Gather up the lines with the word "можно" in them.
== Given records
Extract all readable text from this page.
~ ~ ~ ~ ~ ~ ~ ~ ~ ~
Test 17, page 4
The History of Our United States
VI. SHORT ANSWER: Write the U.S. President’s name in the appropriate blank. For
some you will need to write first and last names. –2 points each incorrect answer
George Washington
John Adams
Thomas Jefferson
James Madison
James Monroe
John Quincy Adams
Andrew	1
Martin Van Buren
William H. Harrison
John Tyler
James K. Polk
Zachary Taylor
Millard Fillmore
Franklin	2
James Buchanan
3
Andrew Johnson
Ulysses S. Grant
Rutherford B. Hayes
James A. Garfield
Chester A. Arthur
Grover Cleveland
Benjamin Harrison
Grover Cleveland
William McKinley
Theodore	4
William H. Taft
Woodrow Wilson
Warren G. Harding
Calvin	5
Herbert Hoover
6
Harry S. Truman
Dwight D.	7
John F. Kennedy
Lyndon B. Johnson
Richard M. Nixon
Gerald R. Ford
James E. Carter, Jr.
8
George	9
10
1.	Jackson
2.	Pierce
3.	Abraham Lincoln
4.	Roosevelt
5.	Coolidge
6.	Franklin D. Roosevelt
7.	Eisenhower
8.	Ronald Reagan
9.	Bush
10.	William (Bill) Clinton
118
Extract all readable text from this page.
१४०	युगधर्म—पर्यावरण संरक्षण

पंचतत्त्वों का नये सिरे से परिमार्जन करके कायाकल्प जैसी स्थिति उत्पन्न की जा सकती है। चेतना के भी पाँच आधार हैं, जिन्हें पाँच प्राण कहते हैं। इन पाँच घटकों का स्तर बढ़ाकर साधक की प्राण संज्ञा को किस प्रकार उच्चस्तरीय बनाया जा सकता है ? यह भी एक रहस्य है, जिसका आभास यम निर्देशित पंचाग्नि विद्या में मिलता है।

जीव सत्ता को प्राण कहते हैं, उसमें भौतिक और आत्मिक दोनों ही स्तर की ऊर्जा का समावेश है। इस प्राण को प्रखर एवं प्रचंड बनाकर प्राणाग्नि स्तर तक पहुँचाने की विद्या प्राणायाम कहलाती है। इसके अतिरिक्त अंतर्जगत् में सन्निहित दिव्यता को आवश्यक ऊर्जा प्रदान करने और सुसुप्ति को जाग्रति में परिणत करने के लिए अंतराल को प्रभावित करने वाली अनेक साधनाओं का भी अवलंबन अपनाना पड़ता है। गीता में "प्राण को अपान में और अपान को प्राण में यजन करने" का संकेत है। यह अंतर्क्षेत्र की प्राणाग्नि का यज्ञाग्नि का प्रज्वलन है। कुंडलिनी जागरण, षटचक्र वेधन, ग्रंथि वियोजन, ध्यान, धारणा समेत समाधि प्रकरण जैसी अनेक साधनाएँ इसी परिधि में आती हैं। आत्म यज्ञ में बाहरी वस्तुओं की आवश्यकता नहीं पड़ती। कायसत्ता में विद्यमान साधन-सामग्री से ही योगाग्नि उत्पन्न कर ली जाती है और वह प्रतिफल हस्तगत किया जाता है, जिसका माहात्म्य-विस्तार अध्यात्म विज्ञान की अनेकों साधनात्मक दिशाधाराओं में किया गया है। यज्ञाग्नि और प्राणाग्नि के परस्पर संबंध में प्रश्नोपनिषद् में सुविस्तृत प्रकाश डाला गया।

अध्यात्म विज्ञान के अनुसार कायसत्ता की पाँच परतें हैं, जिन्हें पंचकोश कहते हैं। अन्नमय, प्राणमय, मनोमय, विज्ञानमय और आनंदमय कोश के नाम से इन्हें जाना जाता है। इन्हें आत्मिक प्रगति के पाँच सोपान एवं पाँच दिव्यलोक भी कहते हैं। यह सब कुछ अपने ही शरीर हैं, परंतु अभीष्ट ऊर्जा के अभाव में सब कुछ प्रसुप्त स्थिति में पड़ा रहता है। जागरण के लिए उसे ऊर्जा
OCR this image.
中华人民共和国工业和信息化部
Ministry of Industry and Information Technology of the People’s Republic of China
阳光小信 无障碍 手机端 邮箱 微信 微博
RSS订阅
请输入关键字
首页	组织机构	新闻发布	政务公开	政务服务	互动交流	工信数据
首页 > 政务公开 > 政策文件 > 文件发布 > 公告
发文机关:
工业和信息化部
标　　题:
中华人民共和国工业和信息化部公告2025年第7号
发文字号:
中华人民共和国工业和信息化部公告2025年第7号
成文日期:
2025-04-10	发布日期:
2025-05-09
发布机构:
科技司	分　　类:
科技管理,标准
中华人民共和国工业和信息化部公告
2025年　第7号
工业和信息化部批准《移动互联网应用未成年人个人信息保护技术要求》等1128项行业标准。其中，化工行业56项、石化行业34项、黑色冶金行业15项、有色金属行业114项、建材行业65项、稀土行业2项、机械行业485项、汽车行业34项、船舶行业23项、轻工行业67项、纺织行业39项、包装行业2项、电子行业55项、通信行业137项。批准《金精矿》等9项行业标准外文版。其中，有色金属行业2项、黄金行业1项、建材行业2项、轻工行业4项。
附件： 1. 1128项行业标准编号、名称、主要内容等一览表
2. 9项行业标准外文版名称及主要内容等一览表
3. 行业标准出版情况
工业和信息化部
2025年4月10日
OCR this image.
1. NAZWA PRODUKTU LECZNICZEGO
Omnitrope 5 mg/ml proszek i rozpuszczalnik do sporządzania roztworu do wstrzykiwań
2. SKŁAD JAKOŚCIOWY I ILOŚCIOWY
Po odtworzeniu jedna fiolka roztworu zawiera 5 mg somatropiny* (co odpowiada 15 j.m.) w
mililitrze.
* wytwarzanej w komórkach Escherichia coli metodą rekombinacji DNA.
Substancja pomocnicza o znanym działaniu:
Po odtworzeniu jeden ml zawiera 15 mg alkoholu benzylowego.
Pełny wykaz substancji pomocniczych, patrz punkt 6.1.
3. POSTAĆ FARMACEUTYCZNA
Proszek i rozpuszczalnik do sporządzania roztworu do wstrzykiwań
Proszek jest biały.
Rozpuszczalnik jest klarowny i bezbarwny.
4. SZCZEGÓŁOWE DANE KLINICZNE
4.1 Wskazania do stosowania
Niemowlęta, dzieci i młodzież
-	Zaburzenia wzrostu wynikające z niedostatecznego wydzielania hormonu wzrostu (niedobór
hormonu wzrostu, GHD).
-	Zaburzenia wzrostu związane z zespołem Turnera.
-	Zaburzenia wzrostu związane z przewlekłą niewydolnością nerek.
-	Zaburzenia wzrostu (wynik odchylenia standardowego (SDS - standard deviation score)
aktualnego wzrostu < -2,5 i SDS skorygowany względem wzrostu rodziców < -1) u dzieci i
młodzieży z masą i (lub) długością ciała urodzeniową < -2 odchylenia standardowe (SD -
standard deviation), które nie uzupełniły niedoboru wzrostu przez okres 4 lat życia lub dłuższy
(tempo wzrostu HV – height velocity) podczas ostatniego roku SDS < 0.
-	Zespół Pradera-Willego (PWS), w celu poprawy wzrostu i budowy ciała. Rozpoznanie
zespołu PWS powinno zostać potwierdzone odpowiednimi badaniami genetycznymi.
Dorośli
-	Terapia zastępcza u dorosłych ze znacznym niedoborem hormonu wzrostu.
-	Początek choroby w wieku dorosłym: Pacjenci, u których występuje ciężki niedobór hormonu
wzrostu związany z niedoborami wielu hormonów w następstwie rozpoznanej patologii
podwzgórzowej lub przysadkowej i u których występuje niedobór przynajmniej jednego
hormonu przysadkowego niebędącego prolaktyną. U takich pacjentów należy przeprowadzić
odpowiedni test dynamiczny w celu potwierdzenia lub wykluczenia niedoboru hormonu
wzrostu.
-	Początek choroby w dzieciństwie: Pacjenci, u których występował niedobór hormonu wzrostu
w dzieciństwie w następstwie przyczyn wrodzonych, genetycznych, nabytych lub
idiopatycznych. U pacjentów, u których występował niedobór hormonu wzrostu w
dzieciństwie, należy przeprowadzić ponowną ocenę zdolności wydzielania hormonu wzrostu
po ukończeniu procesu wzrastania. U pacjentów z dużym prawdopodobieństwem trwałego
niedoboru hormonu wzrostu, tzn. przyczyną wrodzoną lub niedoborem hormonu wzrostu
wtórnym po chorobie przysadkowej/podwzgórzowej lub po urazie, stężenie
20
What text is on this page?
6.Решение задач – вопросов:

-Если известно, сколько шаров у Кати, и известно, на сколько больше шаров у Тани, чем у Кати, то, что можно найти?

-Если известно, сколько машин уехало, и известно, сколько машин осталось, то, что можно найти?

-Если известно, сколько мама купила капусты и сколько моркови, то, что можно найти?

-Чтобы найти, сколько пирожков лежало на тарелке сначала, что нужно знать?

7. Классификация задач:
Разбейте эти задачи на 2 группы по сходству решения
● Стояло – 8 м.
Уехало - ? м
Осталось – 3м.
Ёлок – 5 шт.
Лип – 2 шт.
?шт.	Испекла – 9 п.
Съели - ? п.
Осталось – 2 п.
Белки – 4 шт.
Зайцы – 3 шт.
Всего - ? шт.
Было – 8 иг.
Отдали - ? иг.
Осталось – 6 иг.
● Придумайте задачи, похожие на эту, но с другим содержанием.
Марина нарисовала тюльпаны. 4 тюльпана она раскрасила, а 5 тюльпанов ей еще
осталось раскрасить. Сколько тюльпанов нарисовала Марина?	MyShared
====
▶ Solution to this exercise:
-Если известно, сколько шаров у Кати, и известно, на сколько больше шаров у Тани, чем у Кати, то, что можно найти?
-Если известно, сколько машин уехало, и известно, сколько машин осталось, то, что можно найти?
-Если известно, сколько мама купила капусты и сколько моркови, то, что можно найти?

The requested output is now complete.